Available data =>

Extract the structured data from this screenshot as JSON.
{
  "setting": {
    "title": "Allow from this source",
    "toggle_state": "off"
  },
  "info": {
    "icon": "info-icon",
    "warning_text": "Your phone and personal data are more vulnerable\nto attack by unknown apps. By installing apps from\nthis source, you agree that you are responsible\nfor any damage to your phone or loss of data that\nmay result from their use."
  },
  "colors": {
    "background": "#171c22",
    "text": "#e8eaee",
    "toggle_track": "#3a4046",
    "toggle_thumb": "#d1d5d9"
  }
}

What is asked => Write out every record verbatim.

Result of the exercise =>
Extract the structured data from this screenshot as JSON.
{
  "setting": {
    "title": "Allow from this source",
    "toggle_state": "off"
  },
  "info": {
    "icon": "info-icon",
    "warning_text": "Your phone and personal data are more vulnerable\nto attack by unknown apps. By installing apps from\nthis source, you agree that you are responsible\nfor any damage to your phone or loss of data that\nmay result from their use."
  },
  "colors": {
    "background": "#171c22",
    "text": "#e8eaee",
    "toggle_track": "#3a4046",
    "toggle_thumb": "#d1d5d9"
  }
}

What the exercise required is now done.